Saved entries
[start]
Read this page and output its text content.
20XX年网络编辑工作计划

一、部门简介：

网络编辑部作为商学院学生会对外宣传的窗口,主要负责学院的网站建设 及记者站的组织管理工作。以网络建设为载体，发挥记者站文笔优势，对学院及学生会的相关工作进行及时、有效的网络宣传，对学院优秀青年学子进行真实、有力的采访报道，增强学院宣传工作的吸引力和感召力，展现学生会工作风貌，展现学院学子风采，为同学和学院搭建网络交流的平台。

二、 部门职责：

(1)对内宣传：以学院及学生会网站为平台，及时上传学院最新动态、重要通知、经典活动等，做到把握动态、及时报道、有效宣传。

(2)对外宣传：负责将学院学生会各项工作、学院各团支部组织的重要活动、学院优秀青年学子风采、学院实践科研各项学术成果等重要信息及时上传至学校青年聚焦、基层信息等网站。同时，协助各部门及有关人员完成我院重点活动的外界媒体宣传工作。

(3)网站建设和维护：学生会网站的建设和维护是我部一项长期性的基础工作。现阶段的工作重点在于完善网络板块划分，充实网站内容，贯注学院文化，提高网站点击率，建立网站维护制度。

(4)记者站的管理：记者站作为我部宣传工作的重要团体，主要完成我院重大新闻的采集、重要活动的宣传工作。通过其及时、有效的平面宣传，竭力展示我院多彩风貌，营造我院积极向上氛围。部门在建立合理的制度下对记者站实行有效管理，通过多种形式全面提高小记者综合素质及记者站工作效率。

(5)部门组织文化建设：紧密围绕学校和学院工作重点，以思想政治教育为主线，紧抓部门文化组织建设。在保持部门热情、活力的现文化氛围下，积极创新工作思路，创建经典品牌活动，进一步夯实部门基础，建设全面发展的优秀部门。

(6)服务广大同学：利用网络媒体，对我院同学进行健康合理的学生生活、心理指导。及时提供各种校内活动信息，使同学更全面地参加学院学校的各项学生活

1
[end]
[start]
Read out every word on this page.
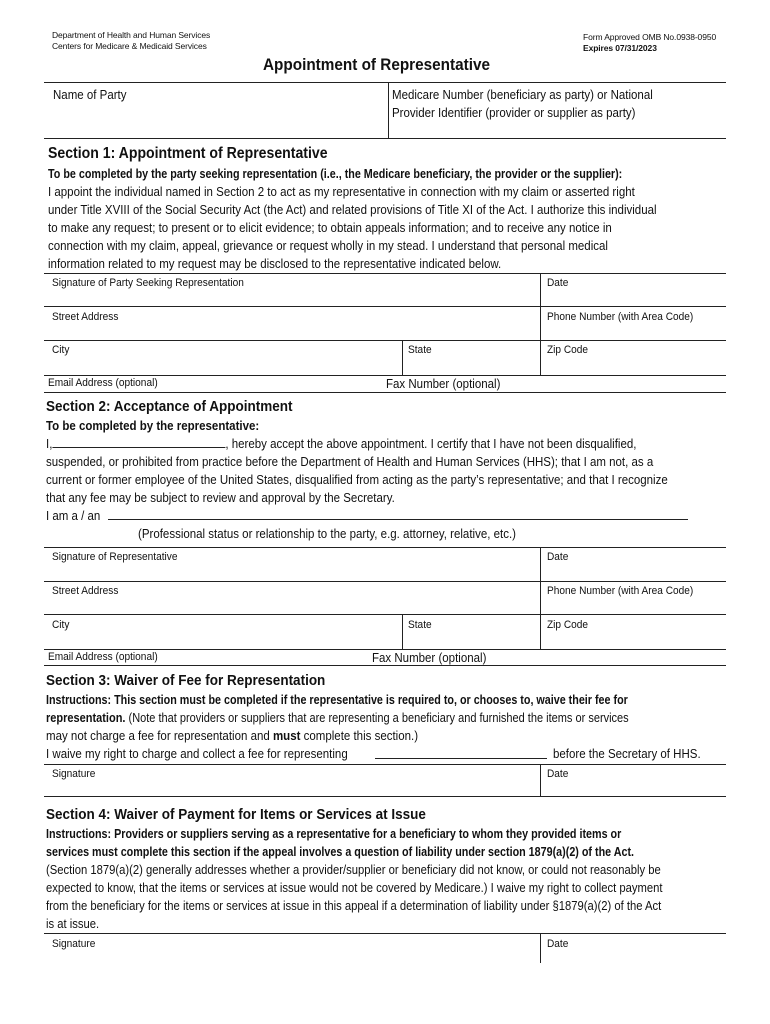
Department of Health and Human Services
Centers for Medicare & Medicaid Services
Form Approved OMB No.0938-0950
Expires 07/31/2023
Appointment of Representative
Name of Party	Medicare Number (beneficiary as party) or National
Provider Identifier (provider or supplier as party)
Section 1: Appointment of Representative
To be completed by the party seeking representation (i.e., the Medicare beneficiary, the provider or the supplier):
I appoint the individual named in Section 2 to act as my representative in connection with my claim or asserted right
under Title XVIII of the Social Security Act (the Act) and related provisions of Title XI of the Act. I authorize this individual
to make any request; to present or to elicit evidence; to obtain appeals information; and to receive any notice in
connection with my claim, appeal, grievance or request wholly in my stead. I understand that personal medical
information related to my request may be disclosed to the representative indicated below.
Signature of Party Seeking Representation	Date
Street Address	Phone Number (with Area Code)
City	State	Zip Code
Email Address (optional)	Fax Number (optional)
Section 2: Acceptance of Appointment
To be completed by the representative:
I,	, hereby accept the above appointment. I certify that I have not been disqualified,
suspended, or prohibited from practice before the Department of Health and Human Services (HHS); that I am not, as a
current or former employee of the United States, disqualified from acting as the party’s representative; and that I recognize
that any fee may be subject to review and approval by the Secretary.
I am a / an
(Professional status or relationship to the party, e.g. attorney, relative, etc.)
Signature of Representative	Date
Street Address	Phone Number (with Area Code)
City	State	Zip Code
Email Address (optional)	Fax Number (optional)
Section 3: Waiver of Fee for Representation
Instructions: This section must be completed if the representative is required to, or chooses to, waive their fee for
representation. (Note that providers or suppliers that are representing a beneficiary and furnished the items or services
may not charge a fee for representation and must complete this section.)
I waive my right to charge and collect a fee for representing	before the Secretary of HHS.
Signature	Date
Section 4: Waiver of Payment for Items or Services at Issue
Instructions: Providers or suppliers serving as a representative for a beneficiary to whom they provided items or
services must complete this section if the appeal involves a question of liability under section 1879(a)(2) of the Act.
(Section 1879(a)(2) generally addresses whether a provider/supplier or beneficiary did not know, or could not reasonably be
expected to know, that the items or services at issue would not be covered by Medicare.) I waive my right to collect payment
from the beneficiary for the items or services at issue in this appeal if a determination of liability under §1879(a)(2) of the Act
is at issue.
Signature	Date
[end]
[start]
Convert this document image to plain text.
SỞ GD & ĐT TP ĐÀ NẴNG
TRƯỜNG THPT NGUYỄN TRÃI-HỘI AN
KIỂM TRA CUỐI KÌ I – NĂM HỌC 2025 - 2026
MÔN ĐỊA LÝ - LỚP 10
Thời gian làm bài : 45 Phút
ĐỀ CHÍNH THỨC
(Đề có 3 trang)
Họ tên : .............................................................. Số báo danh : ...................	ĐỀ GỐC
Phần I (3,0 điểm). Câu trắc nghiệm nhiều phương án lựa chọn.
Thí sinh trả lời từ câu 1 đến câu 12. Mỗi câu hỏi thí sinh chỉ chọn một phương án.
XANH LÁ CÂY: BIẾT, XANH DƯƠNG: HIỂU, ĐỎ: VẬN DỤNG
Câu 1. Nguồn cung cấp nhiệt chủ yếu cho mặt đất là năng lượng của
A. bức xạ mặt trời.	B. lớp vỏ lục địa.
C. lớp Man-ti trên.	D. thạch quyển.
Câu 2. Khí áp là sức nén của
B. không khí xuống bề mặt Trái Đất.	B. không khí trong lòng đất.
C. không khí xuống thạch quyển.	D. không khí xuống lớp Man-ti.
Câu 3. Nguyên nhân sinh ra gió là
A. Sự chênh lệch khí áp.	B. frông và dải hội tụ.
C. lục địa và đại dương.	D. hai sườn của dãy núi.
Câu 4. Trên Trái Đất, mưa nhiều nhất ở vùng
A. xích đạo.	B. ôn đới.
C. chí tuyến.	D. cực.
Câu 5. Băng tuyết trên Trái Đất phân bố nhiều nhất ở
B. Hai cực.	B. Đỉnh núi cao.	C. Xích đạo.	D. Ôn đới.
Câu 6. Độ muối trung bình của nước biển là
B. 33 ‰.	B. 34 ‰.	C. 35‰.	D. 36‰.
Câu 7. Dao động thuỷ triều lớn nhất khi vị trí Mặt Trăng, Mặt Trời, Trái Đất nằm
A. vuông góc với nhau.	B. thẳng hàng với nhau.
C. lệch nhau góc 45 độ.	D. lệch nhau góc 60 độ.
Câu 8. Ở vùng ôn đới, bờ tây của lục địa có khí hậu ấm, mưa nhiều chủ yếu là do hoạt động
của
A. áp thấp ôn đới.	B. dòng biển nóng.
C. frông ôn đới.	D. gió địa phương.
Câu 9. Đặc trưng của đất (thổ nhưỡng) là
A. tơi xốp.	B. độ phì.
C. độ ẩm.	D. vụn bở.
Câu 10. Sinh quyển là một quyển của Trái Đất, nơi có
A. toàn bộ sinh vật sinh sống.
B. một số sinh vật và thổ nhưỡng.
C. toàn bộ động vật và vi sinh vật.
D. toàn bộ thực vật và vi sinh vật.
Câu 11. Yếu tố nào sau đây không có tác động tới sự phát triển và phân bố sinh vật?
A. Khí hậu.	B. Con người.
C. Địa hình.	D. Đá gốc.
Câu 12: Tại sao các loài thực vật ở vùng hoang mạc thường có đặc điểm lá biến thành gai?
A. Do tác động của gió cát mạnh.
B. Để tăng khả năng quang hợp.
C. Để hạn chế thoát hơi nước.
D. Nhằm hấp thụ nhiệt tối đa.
[end]
Say the number of lines in the records above that include the string "thực", and no more.

## Solution to this exercise
2